▶ Document excerpt:
►

So, I’ve finished Dragon Keeper.
Yes, again.
The finish line this time was to go through the preliminary galleys looking for errors. Galleys are a print out of the manuscript that mimics the pages of a book. The title page is there, the chapter headings, the page numbers, all as it will be when it appear between covers. It is the last, final, ultimate opportunity to author and editor to find any mistakes. So, I don’t skim. I read painstakingly with a bookmark, line by line, word by word, character by character. And I find mistakes of my own making.
Such as a paragraph whereI changed a character’s name.
And one where the character’s gender briefly changes.
And little things such as changing ‘a’ to ‘an’. Checking to make sure that ’stridden’ is really a word. Yup. It is. Not sure about yup, but stridden is definitely a word.
So I sat for three days, post-its in hand, and read the whole book yet again. Every time I found an error, I noted it on a post-it and stuck it to the page so that it protruded from the manuscript. In ‘olden days’ I would have made corrections neatly in the margin and sent it back, air express, to the editor. These days I sit down and compose an email that logs every change thus:
Page15, line 27 Change dragon to dragons
I had four pages of double spaced entries like that. And even as I send them off, I know that, as always, there will be little errors that escape both me and the copy editor. It just happens. The eye sees what it expects to see on the page, and I’ve seen this book so many times now that I’ve all but memorized parts of it.

◄

▶ Stated exercise 1: In the stored data entries listing, rename "calendar-cell" to "grid-cell" wherever it occurs. Reproduce the lines from the start of the listing up to and including the line with "day-info: Sunrise: 8:20 AMSunset: 6:02", changing nothing else.

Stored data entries
►

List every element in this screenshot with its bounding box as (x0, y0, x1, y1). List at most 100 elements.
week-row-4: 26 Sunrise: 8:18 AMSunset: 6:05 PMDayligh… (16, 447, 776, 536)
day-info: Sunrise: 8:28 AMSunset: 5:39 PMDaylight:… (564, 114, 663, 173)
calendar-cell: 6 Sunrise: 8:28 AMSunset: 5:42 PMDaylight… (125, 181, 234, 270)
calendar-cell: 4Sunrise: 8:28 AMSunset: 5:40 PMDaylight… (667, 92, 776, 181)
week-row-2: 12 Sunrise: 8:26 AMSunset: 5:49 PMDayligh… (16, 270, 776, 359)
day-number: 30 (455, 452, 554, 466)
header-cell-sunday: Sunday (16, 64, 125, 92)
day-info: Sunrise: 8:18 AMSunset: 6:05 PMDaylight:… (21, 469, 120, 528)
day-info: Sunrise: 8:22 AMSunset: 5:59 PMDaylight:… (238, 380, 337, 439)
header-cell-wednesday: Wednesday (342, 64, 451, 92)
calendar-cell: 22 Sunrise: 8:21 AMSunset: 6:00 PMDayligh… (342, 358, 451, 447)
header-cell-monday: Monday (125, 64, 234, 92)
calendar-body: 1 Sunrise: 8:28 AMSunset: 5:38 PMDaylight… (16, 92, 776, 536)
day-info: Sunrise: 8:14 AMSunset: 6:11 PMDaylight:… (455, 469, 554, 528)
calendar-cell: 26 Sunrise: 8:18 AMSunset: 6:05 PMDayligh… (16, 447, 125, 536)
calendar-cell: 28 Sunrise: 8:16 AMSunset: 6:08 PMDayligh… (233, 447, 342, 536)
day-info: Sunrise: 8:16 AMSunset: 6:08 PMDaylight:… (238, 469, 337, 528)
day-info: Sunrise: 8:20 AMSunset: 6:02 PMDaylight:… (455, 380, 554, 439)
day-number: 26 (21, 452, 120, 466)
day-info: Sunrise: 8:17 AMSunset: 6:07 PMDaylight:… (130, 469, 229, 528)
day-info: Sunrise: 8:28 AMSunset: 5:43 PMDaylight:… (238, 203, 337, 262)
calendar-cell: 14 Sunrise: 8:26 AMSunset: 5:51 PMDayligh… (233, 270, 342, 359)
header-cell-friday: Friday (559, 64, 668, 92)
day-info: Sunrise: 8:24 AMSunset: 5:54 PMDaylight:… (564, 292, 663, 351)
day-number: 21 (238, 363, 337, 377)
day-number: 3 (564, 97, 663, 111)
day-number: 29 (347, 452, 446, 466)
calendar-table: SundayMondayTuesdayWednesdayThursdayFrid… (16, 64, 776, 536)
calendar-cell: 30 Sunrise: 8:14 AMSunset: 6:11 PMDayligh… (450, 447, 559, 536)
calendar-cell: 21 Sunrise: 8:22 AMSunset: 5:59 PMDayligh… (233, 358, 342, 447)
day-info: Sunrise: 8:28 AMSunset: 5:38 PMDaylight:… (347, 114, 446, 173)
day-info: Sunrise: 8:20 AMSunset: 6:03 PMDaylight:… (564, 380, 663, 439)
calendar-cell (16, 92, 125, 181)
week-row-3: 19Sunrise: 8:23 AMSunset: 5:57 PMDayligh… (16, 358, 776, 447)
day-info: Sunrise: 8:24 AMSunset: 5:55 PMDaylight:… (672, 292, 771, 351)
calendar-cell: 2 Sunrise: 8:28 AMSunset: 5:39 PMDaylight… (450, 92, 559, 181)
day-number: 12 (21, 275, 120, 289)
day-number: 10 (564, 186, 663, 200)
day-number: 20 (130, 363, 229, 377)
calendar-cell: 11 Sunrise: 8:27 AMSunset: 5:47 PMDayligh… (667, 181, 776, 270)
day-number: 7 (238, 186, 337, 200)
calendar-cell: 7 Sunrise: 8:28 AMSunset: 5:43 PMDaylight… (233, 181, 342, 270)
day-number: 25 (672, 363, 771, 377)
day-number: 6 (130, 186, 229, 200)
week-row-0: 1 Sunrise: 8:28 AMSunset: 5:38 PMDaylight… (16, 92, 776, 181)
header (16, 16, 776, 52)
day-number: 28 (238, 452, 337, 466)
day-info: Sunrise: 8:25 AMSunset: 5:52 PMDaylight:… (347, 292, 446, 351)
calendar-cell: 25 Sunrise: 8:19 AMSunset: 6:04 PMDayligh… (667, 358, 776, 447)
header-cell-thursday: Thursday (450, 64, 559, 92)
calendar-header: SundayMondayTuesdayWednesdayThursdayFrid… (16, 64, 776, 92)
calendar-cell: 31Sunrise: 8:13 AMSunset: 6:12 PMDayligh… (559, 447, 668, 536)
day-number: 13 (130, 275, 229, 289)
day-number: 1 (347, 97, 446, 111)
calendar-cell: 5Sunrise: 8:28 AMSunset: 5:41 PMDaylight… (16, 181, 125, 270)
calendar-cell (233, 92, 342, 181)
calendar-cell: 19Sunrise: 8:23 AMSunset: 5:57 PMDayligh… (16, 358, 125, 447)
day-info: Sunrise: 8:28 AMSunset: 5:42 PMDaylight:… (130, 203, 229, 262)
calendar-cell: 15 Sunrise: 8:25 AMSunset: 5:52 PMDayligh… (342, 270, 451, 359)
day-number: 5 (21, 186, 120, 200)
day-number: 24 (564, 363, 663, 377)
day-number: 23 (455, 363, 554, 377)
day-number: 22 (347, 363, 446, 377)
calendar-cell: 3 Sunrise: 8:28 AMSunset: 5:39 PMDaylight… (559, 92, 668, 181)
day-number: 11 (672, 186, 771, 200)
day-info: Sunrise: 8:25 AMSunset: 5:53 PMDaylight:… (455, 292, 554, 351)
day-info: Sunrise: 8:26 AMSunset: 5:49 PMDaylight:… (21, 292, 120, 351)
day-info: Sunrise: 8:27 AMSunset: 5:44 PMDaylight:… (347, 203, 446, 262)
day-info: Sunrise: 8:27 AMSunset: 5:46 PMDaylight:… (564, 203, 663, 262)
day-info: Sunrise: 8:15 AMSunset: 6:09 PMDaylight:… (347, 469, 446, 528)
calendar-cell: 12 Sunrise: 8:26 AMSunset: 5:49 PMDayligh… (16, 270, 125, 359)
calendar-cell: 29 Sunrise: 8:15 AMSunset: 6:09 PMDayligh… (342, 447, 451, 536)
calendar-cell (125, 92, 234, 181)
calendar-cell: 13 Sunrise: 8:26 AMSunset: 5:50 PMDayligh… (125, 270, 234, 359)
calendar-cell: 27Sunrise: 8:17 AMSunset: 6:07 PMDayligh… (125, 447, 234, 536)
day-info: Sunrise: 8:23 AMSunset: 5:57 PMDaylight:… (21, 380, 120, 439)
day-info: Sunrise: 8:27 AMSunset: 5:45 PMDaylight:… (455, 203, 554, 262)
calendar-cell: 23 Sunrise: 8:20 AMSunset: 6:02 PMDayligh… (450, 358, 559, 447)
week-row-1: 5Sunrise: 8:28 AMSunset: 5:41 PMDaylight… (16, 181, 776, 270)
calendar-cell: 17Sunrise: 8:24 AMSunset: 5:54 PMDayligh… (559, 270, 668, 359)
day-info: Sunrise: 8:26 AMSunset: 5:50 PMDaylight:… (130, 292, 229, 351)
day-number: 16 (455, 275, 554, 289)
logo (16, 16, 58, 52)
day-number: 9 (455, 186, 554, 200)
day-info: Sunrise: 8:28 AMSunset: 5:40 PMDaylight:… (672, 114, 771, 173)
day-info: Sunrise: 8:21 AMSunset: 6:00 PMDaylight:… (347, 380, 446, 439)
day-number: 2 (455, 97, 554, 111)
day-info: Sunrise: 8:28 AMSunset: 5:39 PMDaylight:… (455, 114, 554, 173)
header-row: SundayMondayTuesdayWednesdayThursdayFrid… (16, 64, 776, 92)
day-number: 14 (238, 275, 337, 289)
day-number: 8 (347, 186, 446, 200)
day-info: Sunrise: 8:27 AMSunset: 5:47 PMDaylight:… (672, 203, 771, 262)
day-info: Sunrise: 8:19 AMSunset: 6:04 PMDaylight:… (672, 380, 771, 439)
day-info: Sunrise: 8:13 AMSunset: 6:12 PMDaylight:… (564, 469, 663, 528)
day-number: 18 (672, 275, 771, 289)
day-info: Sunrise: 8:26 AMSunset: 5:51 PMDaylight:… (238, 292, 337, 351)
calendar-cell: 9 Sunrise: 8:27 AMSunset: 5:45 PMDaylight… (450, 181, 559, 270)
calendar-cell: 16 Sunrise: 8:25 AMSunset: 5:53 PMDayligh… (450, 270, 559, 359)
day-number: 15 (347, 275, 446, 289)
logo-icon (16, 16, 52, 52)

◄

▶ Stated exercise 2:
Answer these questions using the post about checking galleys for errors:
(a) How many days did the writer sit reading the whole book again?
(b) How many pages of double-spaced entries did the writer have?
(c) What do galleys mimic?

▶ Exercise output 1:
List every element in this screenshot with its bounding box as (x0, y0, x1, y1). List at most 100 elements.
week-row-4: 26 Sunrise: 8:18 AMSunset: 6:05 PMDayligh… (16, 447, 776, 536)
day-info: Sunrise: 8:28 AMSunset: 5:39 PMDaylight:… (564, 114, 663, 173)
grid-cell: 6 Sunrise: 8:28 AMSunset: 5:42 PMDaylight… (125, 181, 234, 270)
grid-cell: 4Sunrise: 8:28 AMSunset: 5:40 PMDaylight… (667, 92, 776, 181)
week-row-2: 12 Sunrise: 8:26 AMSunset: 5:49 PMDayligh… (16, 270, 776, 359)
day-number: 30 (455, 452, 554, 466)
header-cell-sunday: Sunday (16, 64, 125, 92)
day-info: Sunrise: 8:18 AMSunset: 6:05 PMDaylight:… (21, 469, 120, 528)
day-info: Sunrise: 8:22 AMSunset: 5:59 PMDaylight:… (238, 380, 337, 439)
header-cell-wednesday: Wednesday (342, 64, 451, 92)
grid-cell: 22 Sunrise: 8:21 AMSunset: 6:00 PMDayligh… (342, 358, 451, 447)
header-cell-monday: Monday (125, 64, 234, 92)
calendar-body: 1 Sunrise: 8:28 AMSunset: 5:38 PMDaylight… (16, 92, 776, 536)
day-info: Sunrise: 8:14 AMSunset: 6:11 PMDaylight:… (455, 469, 554, 528)
grid-cell: 26 Sunrise: 8:18 AMSunset: 6:05 PMDayligh… (16, 447, 125, 536)
grid-cell: 28 Sunrise: 8:16 AMSunset: 6:08 PMDayligh… (233, 447, 342, 536)
day-info: Sunrise: 8:16 AMSunset: 6:08 PMDaylight:… (238, 469, 337, 528)
day-info: Sunrise: 8:20 AMSunset: 6:02 PMDaylight:… (455, 380, 554, 439)

▶ Exercise output 2:
(a) Three days.
(b) Four pages.
(c) The pages of a book.